Requirement
Copy out each line of the material in which the word "title" appears.

Given data

■ ■ ■ ■ ■ ■ ■

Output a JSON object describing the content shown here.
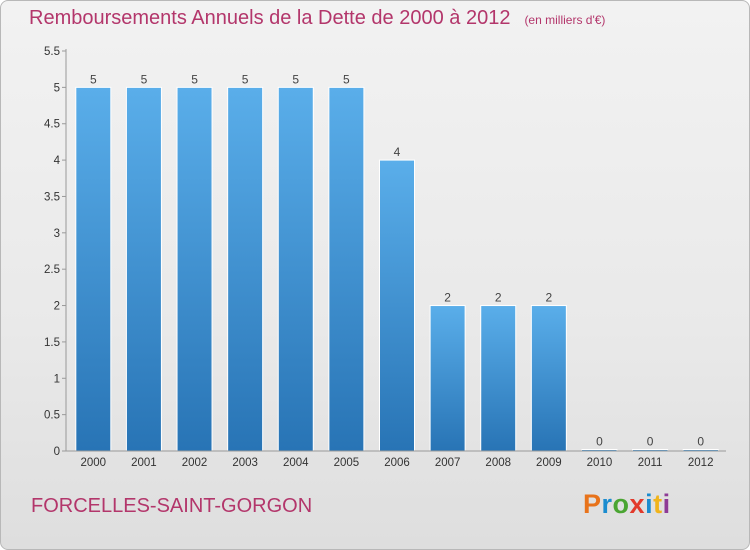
{
  "chart_data": {
    "type": "bar",
    "title": "Remboursements Annuels de la Dette de 2000 à 2012",
    "unit": "(en milliers d'€)",
    "categories": [
      "2000",
      "2001",
      "2002",
      "2003",
      "2004",
      "2005",
      "2006",
      "2007",
      "2008",
      "2009",
      "2010",
      "2011",
      "2012"
    ],
    "values": [
      5,
      5,
      5,
      5,
      5,
      5,
      4,
      2,
      2,
      2,
      0,
      0,
      0
    ],
    "data_labels": [
      "5",
      "5",
      "5",
      "5",
      "5",
      "5",
      "4",
      "2",
      "2",
      "2",
      "0",
      "0",
      "0"
    ],
    "y_ticks": [
      0,
      0.5,
      1,
      1.5,
      2,
      2.5,
      3,
      3.5,
      4,
      4.5,
      5,
      5.5
    ],
    "y_tick_labels": [
      "0",
      "0.5",
      "1",
      "1.5",
      "2",
      "2.5",
      "3",
      "3.5",
      "4",
      "4.5",
      "5",
      "5.5"
    ],
    "ylim": [
      0,
      5.5
    ],
    "grid": false,
    "xlabel": "",
    "ylabel": "",
    "colors": {
      "bar": "#3f8fd2",
      "title": "#b3366b"
    }
  },
  "footer": {
    "commune": "FORCELLES-SAINT-GORGON",
    "logo": "Proxiti",
    "logo_colors": [
      "#e8731b",
      "#1b8ccf",
      "#4aa532",
      "#e23a2b",
      "#1b8ccf",
      "#f0b41c",
      "#8e3b96"
    ]
  }
}
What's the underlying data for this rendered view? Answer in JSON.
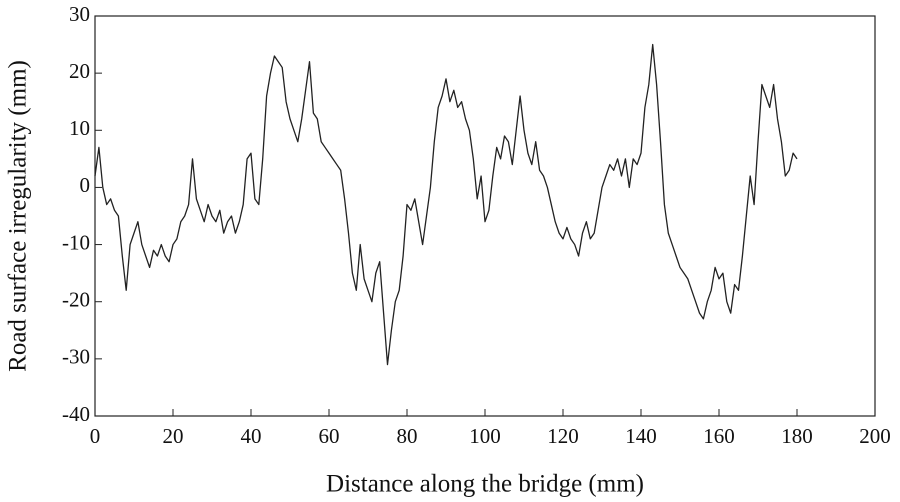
{
  "chart_data": {
    "type": "line",
    "xlabel": "Distance along the bridge (mm)",
    "ylabel": "Road surface irregularity (mm)",
    "xlim": [
      0,
      200
    ],
    "xticks": [
      0,
      20,
      40,
      60,
      80,
      100,
      120,
      140,
      160,
      180,
      200
    ],
    "ylim": [
      -40,
      30
    ],
    "yticks": [
      -40,
      -30,
      -20,
      -10,
      0,
      10,
      20,
      30
    ],
    "grid": false,
    "x": [
      0,
      1,
      2,
      3,
      4,
      5,
      6,
      7,
      8,
      9,
      10,
      11,
      12,
      13,
      14,
      15,
      16,
      17,
      18,
      19,
      20,
      21,
      22,
      23,
      24,
      25,
      26,
      27,
      28,
      29,
      30,
      31,
      32,
      33,
      34,
      35,
      36,
      37,
      38,
      39,
      40,
      41,
      42,
      43,
      44,
      45,
      46,
      47,
      48,
      49,
      50,
      51,
      52,
      53,
      54,
      55,
      56,
      57,
      58,
      59,
      60,
      61,
      62,
      63,
      64,
      65,
      66,
      67,
      68,
      69,
      70,
      71,
      72,
      73,
      74,
      75,
      76,
      77,
      78,
      79,
      80,
      81,
      82,
      83,
      84,
      85,
      86,
      87,
      88,
      89,
      90,
      91,
      92,
      93,
      94,
      95,
      96,
      97,
      98,
      99,
      100,
      101,
      102,
      103,
      104,
      105,
      106,
      107,
      108,
      109,
      110,
      111,
      112,
      113,
      114,
      115,
      116,
      117,
      118,
      119,
      120,
      121,
      122,
      123,
      124,
      125,
      126,
      127,
      128,
      129,
      130,
      131,
      132,
      133,
      134,
      135,
      136,
      137,
      138,
      139,
      140,
      141,
      142,
      143,
      144,
      145,
      146,
      147,
      148,
      149,
      150,
      151,
      152,
      153,
      154,
      155,
      156,
      157,
      158,
      159,
      160,
      161,
      162,
      163,
      164,
      165,
      166,
      167,
      168,
      169,
      170,
      171,
      172,
      173,
      174,
      175,
      176,
      177,
      178,
      179,
      180
    ],
    "series": [
      {
        "color": "#222222",
        "values": [
          2,
          7,
          0,
          -3,
          -2,
          -4,
          -5,
          -12,
          -18,
          -10,
          -8,
          -6,
          -10,
          -12,
          -14,
          -11,
          -12,
          -10,
          -12,
          -13,
          -10,
          -9,
          -6,
          -5,
          -3,
          5,
          -2,
          -4,
          -6,
          -3,
          -5,
          -6,
          -4,
          -8,
          -6,
          -5,
          -8,
          -6,
          -3,
          5,
          6,
          -2,
          -3,
          5,
          16,
          20,
          23,
          22,
          21,
          15,
          12,
          10,
          8,
          12,
          17,
          22,
          13,
          12,
          8,
          7,
          6,
          5,
          4,
          3,
          -2,
          -8,
          -15,
          -18,
          -10,
          -16,
          -18,
          -20,
          -15,
          -13,
          -22,
          -31,
          -25,
          -20,
          -18,
          -12,
          -3,
          -4,
          -2,
          -6,
          -10,
          -5,
          0,
          8,
          14,
          16,
          19,
          15,
          17,
          14,
          15,
          12,
          10,
          5,
          -2,
          2,
          -6,
          -4,
          2,
          7,
          5,
          9,
          8,
          4,
          10,
          16,
          10,
          6,
          4,
          8,
          3,
          2,
          0,
          -3,
          -6,
          -8,
          -9,
          -7,
          -9,
          -10,
          -12,
          -8,
          -6,
          -9,
          -8,
          -4,
          0,
          2,
          4,
          3,
          5,
          2,
          5,
          0,
          5,
          4,
          6,
          14,
          18,
          25,
          18,
          8,
          -3,
          -8,
          -10,
          -12,
          -14,
          -15,
          -16,
          -18,
          -20,
          -22,
          -23,
          -20,
          -18,
          -14,
          -16,
          -15,
          -20,
          -22,
          -17,
          -18,
          -12,
          -5,
          2,
          -3,
          8,
          18,
          16,
          14,
          18,
          12,
          8,
          2,
          3,
          6,
          5
        ]
      }
    ]
  }
}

■ ■ ■ ■ ■ ■ ■

Final answer
    "title": "Remboursements Annuels de la Dette de 2000 à 2012",
      "title": "#b3366b"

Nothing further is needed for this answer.